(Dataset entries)
■ ■ ■

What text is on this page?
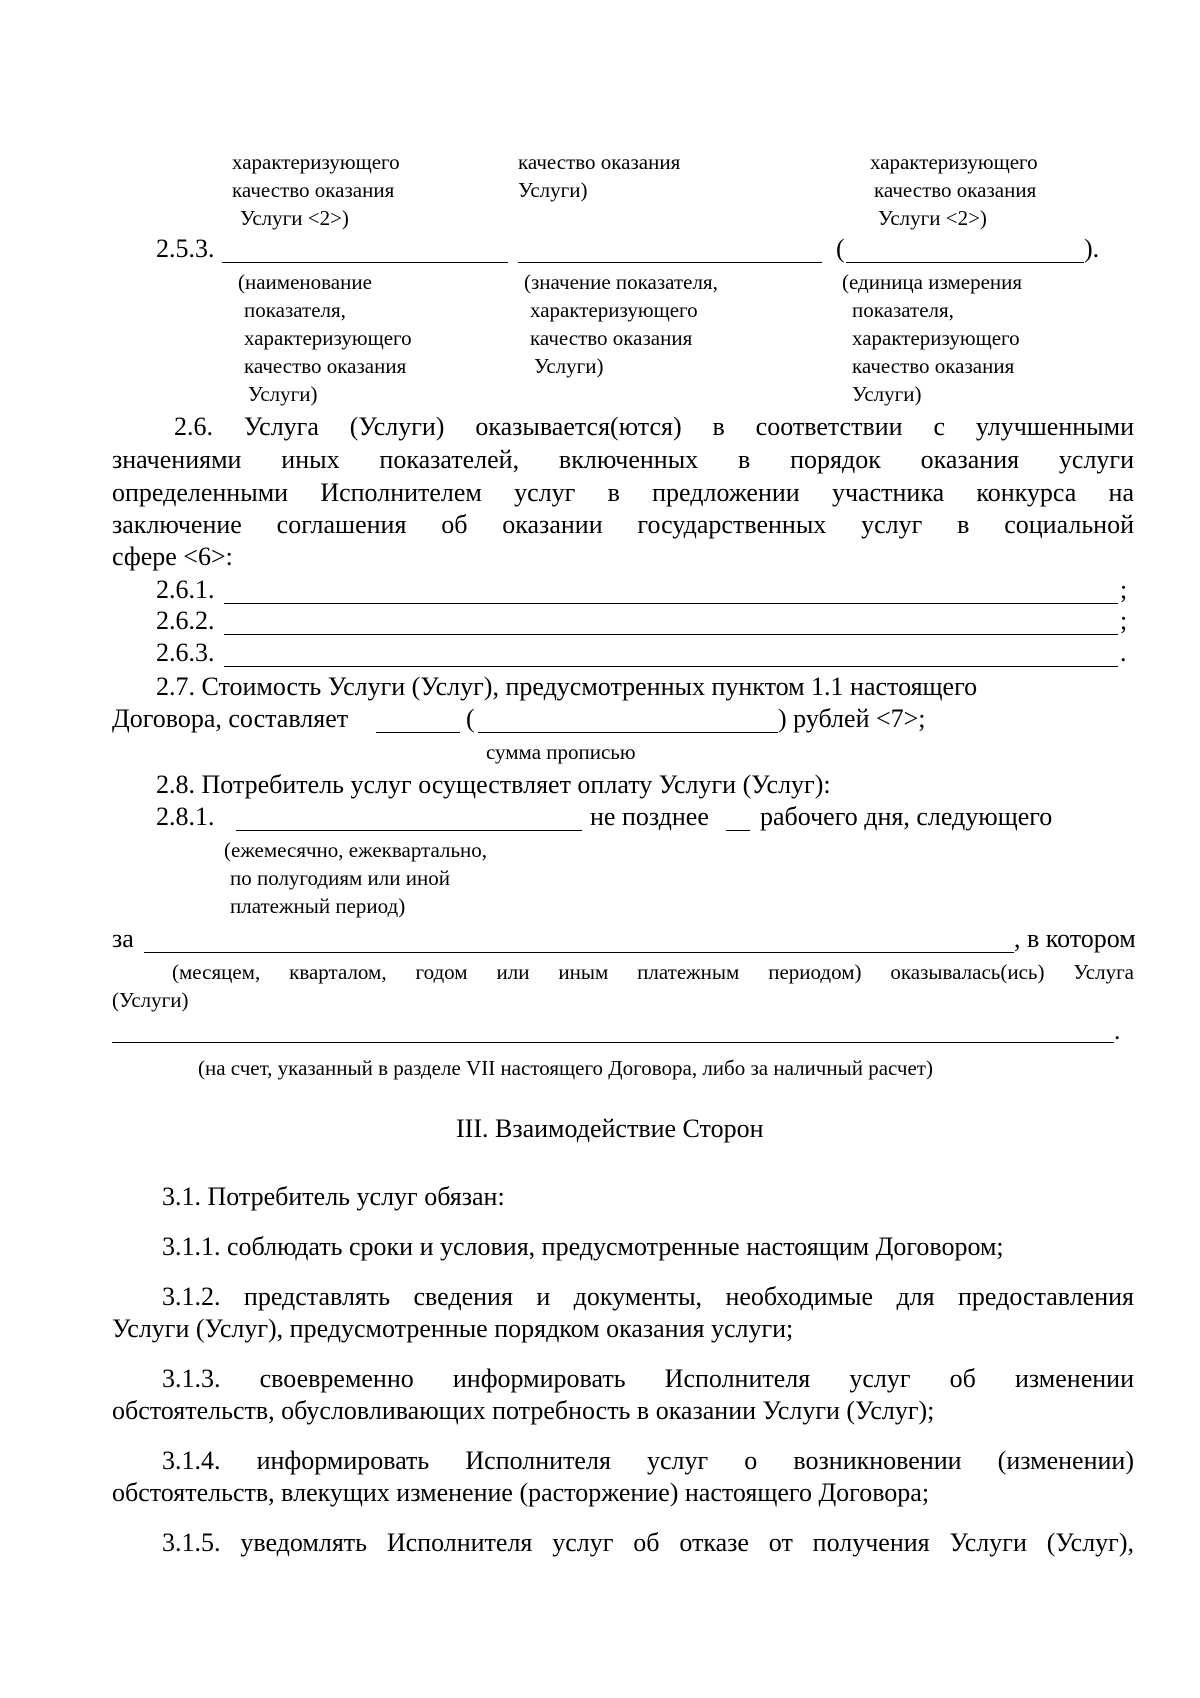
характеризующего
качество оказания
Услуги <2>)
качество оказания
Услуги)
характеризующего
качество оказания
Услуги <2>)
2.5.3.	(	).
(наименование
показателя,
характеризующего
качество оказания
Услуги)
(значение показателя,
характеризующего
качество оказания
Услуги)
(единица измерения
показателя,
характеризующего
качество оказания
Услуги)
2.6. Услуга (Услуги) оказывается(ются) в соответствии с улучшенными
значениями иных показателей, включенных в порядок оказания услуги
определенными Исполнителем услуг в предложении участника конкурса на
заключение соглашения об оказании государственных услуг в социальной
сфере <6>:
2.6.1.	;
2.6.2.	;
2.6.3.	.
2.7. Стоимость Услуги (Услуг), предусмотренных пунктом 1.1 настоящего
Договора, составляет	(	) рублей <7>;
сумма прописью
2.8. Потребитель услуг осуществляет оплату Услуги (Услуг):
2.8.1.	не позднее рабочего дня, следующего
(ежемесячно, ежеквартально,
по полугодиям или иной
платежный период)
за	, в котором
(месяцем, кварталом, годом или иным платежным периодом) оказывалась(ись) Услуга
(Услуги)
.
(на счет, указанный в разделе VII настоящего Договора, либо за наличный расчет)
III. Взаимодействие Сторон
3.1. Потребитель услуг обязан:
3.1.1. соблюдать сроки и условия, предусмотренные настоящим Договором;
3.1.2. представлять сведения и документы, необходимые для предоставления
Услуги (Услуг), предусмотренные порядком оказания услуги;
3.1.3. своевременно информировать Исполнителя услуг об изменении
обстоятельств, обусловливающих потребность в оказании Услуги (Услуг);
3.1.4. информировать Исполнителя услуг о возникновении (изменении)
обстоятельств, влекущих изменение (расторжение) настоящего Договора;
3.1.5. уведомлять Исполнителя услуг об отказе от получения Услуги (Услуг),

■ ■ ■

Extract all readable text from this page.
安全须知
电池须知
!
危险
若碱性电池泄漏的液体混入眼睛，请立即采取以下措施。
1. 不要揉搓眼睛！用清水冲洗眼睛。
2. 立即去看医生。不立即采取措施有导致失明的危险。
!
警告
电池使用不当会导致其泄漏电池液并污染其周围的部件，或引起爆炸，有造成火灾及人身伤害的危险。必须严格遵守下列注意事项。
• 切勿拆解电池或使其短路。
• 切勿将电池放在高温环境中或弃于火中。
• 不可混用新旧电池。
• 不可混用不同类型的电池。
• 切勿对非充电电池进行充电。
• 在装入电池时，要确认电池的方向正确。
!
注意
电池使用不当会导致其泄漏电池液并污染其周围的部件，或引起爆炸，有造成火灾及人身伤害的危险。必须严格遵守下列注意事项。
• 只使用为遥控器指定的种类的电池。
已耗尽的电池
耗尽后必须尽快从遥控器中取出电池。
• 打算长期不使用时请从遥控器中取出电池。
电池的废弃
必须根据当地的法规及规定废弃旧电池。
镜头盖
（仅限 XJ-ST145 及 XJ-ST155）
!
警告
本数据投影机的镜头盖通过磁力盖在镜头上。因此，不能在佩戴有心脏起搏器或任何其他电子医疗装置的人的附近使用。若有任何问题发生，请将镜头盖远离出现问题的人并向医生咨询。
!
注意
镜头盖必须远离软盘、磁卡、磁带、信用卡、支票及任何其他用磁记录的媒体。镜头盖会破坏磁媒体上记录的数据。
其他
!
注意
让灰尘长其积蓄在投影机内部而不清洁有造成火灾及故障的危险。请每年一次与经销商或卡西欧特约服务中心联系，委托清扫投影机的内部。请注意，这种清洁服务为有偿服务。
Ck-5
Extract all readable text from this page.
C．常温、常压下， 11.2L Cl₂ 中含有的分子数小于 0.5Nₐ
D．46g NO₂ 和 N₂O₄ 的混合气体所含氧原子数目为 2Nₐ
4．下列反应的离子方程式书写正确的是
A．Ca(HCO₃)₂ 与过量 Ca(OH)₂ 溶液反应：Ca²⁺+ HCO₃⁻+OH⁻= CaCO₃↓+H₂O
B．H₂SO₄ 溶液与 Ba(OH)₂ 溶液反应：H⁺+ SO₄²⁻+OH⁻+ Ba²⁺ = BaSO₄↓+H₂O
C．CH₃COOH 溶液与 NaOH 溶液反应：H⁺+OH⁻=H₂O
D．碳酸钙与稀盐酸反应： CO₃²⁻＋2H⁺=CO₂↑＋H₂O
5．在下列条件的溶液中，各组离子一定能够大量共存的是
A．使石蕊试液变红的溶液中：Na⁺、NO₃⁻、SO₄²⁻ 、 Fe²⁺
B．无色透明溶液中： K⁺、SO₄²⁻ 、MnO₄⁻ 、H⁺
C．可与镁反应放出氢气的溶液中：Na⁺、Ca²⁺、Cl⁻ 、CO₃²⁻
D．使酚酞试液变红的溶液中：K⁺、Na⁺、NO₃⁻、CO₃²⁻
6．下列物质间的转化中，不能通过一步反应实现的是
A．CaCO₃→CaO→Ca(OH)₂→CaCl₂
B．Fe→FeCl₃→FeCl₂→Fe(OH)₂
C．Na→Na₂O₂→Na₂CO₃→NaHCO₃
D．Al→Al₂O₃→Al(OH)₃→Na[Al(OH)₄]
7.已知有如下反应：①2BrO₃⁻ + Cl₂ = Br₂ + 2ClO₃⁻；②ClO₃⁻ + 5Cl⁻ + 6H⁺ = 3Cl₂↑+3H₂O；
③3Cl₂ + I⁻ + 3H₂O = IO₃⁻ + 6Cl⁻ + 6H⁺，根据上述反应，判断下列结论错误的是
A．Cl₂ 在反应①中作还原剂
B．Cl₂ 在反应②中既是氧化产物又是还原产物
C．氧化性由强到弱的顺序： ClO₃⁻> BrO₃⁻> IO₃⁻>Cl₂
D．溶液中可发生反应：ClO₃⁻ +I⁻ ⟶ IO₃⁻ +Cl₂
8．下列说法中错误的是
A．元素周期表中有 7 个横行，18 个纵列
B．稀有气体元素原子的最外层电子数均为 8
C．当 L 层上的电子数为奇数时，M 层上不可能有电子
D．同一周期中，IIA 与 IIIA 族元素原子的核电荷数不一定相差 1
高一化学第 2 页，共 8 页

■ ■ ■

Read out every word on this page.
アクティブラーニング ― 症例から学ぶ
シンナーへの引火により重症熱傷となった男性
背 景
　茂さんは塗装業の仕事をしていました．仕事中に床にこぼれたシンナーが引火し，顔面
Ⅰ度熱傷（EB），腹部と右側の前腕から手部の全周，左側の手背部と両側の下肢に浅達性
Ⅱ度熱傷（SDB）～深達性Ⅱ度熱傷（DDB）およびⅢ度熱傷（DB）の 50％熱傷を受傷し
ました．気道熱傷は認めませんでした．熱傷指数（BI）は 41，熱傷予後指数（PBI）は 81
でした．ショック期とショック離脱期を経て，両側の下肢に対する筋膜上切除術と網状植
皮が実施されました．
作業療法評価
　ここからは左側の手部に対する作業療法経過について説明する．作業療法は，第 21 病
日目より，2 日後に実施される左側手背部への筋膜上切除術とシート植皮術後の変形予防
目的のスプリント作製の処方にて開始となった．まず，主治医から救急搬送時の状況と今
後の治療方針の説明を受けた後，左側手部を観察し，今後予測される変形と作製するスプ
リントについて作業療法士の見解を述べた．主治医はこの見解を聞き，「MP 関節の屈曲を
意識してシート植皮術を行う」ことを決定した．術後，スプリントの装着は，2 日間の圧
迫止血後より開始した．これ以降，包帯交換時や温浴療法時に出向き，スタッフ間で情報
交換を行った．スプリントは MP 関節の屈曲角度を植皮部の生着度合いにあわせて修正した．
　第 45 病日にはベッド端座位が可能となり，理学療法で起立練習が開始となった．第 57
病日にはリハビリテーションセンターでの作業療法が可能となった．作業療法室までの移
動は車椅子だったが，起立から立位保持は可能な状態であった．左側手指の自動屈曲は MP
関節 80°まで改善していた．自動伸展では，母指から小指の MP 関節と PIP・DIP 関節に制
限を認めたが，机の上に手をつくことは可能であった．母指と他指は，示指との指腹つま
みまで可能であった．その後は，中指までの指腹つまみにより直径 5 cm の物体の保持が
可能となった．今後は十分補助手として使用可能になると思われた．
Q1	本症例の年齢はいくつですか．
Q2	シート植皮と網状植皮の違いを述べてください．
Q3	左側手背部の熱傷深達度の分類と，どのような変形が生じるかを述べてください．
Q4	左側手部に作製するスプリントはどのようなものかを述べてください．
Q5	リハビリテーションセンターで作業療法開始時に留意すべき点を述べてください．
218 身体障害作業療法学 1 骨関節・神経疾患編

■ ■ ■

In the entries above, find lines with "Договора" and copy each.

(RESULT OF THE EXERCISE)
Договора, составляет	(	) рублей <7>;
(на счет, указанный в разделе VII настоящего Договора, либо за наличный расчет)
обстоятельств, влекущих изменение (расторжение) настоящего Договора;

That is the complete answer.